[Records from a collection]
-----

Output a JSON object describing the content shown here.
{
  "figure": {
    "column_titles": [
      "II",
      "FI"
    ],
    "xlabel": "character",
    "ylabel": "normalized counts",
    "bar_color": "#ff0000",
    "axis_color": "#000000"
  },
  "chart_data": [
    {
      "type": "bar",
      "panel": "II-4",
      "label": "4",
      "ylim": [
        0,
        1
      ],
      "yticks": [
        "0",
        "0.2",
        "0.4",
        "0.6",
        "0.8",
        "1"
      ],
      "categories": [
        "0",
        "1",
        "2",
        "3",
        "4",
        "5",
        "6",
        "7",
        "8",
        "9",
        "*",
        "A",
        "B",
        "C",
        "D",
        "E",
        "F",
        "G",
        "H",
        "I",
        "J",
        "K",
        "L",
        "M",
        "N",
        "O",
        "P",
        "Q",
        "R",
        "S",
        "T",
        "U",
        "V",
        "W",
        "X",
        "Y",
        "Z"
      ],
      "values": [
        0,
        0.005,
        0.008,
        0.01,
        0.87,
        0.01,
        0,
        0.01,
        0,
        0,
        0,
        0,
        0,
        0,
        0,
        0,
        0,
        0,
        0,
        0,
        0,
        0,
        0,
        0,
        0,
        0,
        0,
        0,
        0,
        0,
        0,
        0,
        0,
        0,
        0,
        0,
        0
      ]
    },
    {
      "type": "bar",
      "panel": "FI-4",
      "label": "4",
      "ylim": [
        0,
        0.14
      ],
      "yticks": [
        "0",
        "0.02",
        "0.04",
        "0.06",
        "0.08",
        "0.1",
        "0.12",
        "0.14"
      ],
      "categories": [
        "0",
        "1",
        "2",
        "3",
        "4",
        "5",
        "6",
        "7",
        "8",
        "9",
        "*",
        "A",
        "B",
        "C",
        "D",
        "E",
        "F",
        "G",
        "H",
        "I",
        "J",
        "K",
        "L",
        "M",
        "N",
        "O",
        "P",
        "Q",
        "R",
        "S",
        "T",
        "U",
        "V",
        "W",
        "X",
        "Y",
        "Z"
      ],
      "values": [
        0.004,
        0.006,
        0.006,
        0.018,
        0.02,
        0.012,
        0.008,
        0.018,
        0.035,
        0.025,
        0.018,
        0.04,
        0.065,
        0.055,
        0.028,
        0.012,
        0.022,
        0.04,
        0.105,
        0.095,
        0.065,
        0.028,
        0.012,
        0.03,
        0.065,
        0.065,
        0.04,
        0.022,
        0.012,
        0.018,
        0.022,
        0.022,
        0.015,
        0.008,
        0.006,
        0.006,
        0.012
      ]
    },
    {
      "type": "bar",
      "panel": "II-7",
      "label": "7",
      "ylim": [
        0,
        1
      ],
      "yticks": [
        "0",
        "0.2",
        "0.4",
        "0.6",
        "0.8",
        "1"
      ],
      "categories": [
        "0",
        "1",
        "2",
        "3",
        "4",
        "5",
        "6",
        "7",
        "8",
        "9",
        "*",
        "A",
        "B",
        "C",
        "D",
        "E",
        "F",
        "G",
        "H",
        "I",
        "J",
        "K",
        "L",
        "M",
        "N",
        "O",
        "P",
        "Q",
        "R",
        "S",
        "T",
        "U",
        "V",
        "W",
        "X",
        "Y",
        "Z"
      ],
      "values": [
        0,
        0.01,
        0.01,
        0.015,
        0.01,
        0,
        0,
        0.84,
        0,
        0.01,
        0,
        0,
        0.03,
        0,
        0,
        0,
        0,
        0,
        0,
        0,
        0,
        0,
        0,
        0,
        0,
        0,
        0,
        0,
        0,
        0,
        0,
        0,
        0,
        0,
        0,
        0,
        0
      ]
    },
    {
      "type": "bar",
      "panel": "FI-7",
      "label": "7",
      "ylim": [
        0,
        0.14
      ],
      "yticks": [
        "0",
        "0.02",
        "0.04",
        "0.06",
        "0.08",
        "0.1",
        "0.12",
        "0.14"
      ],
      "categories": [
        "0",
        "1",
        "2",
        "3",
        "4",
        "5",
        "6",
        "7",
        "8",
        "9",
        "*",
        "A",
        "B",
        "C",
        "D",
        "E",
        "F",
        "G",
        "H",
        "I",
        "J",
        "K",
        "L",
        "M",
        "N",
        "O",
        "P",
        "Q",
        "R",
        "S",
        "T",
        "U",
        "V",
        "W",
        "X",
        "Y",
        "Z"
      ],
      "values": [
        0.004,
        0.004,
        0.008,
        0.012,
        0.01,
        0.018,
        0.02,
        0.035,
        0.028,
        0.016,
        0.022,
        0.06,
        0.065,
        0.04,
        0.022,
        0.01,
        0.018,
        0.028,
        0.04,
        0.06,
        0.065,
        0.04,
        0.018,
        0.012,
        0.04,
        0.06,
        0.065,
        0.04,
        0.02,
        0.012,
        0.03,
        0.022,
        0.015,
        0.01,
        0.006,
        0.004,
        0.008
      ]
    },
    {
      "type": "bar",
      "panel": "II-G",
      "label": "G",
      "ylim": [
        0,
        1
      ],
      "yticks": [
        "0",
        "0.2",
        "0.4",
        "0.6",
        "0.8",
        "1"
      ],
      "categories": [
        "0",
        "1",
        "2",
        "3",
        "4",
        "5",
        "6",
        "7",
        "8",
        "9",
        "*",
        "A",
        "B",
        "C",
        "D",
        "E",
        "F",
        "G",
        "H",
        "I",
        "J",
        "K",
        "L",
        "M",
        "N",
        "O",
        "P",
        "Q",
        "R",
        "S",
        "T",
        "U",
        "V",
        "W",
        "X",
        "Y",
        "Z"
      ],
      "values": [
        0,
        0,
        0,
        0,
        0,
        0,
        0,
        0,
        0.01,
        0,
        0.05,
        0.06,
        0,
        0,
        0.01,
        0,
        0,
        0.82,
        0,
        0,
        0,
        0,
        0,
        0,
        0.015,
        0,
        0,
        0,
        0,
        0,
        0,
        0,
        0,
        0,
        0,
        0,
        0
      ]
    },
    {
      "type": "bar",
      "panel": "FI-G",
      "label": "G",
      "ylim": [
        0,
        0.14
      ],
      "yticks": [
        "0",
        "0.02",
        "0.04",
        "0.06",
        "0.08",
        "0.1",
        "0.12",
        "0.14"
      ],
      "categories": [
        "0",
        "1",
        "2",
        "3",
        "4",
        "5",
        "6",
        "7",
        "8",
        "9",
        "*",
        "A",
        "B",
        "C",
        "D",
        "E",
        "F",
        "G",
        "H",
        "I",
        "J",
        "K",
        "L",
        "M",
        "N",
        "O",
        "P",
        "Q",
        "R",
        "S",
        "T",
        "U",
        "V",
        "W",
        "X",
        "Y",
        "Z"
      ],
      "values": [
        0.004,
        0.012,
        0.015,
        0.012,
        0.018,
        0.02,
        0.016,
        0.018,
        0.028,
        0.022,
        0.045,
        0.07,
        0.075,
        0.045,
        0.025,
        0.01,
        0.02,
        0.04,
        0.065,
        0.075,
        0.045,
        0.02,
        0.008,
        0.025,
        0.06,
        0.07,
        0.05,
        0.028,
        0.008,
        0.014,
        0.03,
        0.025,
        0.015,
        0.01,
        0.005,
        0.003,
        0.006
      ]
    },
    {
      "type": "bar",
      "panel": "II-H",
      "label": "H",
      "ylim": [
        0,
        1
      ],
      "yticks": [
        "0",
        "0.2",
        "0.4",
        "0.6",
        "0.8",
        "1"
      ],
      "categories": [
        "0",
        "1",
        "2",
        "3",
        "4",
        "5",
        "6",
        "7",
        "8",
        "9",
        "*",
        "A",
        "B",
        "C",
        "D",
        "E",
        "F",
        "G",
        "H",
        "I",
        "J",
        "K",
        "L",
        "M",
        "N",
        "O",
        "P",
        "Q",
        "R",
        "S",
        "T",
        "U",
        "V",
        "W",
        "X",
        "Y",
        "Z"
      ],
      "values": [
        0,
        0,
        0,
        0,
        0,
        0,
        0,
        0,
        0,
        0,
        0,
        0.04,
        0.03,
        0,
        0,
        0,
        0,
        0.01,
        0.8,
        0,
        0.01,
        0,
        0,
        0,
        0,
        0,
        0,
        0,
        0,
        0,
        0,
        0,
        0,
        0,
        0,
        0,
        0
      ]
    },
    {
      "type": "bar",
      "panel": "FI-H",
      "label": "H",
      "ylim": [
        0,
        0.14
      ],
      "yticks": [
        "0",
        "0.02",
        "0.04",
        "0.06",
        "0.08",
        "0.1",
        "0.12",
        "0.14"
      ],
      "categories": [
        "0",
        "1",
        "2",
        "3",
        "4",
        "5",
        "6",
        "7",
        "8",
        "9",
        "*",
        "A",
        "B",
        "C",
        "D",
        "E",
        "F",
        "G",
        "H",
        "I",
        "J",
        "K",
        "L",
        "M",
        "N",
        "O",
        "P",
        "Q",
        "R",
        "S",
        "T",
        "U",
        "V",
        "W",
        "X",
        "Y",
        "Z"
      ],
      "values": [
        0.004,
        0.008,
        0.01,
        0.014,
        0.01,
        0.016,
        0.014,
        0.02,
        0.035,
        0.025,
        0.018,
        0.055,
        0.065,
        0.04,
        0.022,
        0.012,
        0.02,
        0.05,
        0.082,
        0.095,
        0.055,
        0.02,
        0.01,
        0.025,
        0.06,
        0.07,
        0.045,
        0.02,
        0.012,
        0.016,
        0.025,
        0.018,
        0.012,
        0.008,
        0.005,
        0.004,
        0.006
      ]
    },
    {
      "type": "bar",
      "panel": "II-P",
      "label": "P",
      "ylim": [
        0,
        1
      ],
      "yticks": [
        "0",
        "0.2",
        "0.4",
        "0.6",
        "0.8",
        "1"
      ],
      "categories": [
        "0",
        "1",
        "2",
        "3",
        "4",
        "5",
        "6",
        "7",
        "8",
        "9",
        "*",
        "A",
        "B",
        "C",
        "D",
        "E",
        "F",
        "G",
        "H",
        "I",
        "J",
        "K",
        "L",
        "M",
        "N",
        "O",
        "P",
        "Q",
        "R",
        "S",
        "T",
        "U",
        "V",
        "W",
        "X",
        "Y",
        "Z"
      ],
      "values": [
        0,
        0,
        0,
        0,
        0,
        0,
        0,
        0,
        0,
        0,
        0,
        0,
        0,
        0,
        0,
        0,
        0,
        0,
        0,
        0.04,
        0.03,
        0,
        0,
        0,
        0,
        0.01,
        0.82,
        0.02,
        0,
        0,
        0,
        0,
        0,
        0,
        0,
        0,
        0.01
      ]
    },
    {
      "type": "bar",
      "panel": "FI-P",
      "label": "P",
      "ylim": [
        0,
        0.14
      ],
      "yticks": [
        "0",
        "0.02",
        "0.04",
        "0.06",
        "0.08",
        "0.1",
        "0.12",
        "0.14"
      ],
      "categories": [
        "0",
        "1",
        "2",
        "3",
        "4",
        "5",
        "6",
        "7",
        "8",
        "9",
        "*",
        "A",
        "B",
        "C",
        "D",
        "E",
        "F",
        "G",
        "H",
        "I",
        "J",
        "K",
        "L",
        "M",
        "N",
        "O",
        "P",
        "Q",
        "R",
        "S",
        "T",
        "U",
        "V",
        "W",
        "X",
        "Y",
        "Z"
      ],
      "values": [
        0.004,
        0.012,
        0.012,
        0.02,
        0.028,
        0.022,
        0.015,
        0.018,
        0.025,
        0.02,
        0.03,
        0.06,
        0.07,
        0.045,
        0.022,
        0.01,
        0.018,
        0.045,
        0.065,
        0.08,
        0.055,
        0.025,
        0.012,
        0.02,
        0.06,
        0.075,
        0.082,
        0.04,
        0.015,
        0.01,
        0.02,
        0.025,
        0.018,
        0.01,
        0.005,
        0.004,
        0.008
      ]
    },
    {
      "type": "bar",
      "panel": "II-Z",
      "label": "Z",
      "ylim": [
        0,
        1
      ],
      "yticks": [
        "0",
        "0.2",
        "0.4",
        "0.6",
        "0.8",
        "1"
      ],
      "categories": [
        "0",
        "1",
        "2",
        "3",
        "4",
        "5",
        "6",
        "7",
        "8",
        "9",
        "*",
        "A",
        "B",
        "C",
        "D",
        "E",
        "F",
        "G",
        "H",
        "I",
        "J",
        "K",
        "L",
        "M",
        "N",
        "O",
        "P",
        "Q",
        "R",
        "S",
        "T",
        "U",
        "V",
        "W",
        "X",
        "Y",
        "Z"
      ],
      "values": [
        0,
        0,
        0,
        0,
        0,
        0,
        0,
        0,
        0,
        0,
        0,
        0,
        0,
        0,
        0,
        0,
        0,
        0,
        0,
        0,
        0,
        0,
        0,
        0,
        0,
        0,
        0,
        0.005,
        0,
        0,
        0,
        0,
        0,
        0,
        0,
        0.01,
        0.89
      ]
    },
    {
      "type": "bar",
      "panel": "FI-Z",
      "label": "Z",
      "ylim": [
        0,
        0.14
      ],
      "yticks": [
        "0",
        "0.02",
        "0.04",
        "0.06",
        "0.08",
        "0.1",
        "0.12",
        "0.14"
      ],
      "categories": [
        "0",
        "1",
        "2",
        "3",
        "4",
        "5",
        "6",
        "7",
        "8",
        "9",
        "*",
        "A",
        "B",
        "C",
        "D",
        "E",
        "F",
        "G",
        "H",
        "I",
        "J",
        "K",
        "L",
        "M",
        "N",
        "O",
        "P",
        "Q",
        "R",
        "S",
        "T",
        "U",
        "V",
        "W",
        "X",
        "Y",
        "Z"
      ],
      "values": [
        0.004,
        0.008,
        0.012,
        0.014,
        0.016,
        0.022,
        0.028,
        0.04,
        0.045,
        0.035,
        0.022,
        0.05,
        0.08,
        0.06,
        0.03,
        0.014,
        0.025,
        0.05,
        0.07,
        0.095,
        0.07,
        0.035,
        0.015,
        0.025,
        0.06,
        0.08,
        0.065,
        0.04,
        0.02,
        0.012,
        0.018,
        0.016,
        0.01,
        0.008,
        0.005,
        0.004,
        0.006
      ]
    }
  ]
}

-----

## What is expected
Check every line for "panel" and show the ones that have it.

## Solved exercise
      "panel": "II-4",
      "panel": "FI-4",
      "panel": "II-7",
      "panel": "FI-7",
      "panel": "II-G",
      "panel": "FI-G",
      "panel": "II-H",
      "panel": "FI-H",
      "panel": "II-P",
      "panel": "FI-P",
      "panel": "II-Z",
      "panel": "FI-Z",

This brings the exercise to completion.